> Given instruction:
Below are records to be output exactly, every one of them.

> Task material:
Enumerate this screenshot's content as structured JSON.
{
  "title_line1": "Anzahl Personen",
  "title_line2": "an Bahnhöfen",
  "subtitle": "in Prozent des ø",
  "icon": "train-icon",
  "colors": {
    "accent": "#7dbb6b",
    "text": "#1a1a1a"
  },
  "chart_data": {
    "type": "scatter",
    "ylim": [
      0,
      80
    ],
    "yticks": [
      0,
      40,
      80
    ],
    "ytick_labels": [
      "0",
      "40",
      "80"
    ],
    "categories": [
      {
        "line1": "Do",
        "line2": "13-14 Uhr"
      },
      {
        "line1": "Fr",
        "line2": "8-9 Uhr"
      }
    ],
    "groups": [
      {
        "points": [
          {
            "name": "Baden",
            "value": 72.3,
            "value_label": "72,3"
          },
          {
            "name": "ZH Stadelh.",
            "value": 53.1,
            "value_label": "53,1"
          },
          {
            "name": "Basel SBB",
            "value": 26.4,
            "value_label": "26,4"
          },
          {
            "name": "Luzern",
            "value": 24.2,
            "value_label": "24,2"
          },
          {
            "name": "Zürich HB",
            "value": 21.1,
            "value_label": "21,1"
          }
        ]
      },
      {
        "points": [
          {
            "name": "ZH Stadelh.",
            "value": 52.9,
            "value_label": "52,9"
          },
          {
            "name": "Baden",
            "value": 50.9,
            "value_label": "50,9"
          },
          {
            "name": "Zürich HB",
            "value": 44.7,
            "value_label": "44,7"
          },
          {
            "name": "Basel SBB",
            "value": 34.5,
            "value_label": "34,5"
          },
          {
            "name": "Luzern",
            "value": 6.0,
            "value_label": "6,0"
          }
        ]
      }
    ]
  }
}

> Result for this task:
Enumerate this screenshot's content as structured JSON.
{
  "title_line1": "Anzahl Personen",
  "title_line2": "an Bahnhöfen",
  "subtitle": "in Prozent des ø",
  "icon": "train-icon",
  "colors": {
    "accent": "#7dbb6b",
    "text": "#1a1a1a"
  },
  "chart_data": {
    "type": "scatter",
    "ylim": [
      0,
      80
    ],
    "yticks": [
      0,
      40,
      80
    ],
    "ytick_labels": [
      "0",
      "40",
      "80"
    ],
    "categories": [
      {
        "line1": "Do",
        "line2": "13-14 Uhr"
      },
      {
        "line1": "Fr",
        "line2": "8-9 Uhr"
      }
    ],
    "groups": [
      {
        "points": [
          {
            "name": "Baden",
            "value": 72.3,
            "value_label": "72,3"
          },
          {
            "name": "ZH Stadelh.",
            "value": 53.1,
            "value_label": "53,1"
          },
          {
            "name": "Basel SBB",
            "value": 26.4,
            "value_label": "26,4"
          },
          {
            "name": "Luzern",
            "value": 24.2,
            "value_label": "24,2"
          },
          {
            "name": "Zürich HB",
            "value": 21.1,
            "value_label": "21,1"
          }
        ]
      },
      {
        "points": [
          {
            "name": "ZH Stadelh.",
            "value": 52.9,
            "value_label": "52,9"
          },
          {
            "name": "Baden",
            "value": 50.9,
            "value_label": "50,9"
          },
          {
            "name": "Zürich HB",
            "value": 44.7,
            "value_label": "44,7"
          },
          {
            "name": "Basel SBB",
            "value": 34.5,
            "value_label": "34,5"
          },
          {
            "name": "Luzern",
            "value": 6.0,
            "value_label": "6,0"
          }
        ]
      }
    ]
  }
}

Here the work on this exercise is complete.